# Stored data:
= = =

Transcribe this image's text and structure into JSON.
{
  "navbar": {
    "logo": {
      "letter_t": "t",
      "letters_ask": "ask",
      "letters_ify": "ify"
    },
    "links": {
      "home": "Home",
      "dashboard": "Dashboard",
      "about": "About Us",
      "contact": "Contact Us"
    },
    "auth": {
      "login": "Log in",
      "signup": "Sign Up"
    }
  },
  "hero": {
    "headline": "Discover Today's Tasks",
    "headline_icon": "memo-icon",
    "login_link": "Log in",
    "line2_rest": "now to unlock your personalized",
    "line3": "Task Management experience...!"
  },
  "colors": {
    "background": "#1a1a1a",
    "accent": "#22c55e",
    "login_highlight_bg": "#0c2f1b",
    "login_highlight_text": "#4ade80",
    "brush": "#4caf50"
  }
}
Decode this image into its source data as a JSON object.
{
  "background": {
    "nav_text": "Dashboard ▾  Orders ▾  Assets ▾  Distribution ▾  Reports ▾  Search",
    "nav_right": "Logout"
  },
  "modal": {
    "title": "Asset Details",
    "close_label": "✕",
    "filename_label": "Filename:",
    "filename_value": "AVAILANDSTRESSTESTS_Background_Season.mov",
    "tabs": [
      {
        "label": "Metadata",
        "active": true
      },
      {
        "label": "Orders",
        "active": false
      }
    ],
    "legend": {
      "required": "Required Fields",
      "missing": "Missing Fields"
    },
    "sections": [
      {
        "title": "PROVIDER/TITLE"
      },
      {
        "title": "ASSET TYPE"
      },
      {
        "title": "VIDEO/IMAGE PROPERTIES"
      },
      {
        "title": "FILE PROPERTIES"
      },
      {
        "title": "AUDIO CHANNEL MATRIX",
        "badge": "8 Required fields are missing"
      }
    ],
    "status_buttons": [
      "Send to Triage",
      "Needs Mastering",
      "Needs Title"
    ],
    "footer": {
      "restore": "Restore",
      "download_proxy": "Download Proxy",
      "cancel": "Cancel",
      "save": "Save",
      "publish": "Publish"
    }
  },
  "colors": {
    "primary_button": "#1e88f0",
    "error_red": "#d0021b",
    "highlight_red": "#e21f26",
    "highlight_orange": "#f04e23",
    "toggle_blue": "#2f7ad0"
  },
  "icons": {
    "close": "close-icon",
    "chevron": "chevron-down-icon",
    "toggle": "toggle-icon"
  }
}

= = =

# What is being asked:
Each line of the material above needs to be quoted exactly, please.

# Right answer:
Transcribe this image's text and structure into JSON.
{
  "navbar": {
    "logo": {
      "letter_t": "t",
      "letters_ask": "ask",
      "letters_ify": "ify"
    },
    "links": {
      "home": "Home",
      "dashboard": "Dashboard",
      "about": "About Us",
      "contact": "Contact Us"
    },
    "auth": {
      "login": "Log in",
      "signup": "Sign Up"
    }
  },
  "hero": {
    "headline": "Discover Today's Tasks",
    "headline_icon": "memo-icon",
    "login_link": "Log in",
    "line2_rest": "now to unlock your personalized",
    "line3": "Task Management experience...!"
  },
  "colors": {
    "background": "#1a1a1a",
    "accent": "#22c55e",
    "login_highlight_bg": "#0c2f1b",
    "login_highlight_text": "#4ade80",
    "brush": "#4caf50"
  }
}
Decode this image into its source data as a JSON object.
{
  "background": {
    "nav_text": "Dashboard ▾  Orders ▾  Assets ▾  Distribution ▾  Reports ▾  Search",
    "nav_right": "Logout"
  },
  "modal": {
    "title": "Asset Details",
    "close_label": "✕",
    "filename_label": "Filename:",
    "filename_value": "AVAILANDSTRESSTESTS_Background_Season.mov",
    "tabs": [
      {
        "label": "Metadata",
        "active": true
      },
      {
        "label": "Orders",
        "active": false
      }
    ],
    "legend": {
      "required": "Required Fields",
      "missing": "Missing Fields"
    },
    "sections": [
      {
        "title": "PROVIDER/TITLE"
      },
      {
        "title": "ASSET TYPE"
      },
      {
        "title": "VIDEO/IMAGE PROPERTIES"
      },
      {
        "title": "FILE PROPERTIES"
      },
      {
        "title": "AUDIO CHANNEL MATRIX",
        "badge": "8 Required fields are missing"
      }
    ],
    "status_buttons": [
      "Send to Triage",
      "Needs Mastering",
      "Needs Title"
    ],
    "footer": {
      "restore": "Restore",
      "download_proxy": "Download Proxy",
      "cancel": "Cancel",
      "save": "Save",
      "publish": "Publish"
    }
  },
  "colors": {
    "primary_button": "#1e88f0",
    "error_red": "#d0021b",
    "highlight_red": "#e21f26",
    "highlight_orange": "#f04e23",
    "toggle_blue": "#2f7ad0"
  },
  "icons": {
    "close": "close-icon",
    "chevron": "chevron-down-icon",
    "toggle": "toggle-icon"
  }
}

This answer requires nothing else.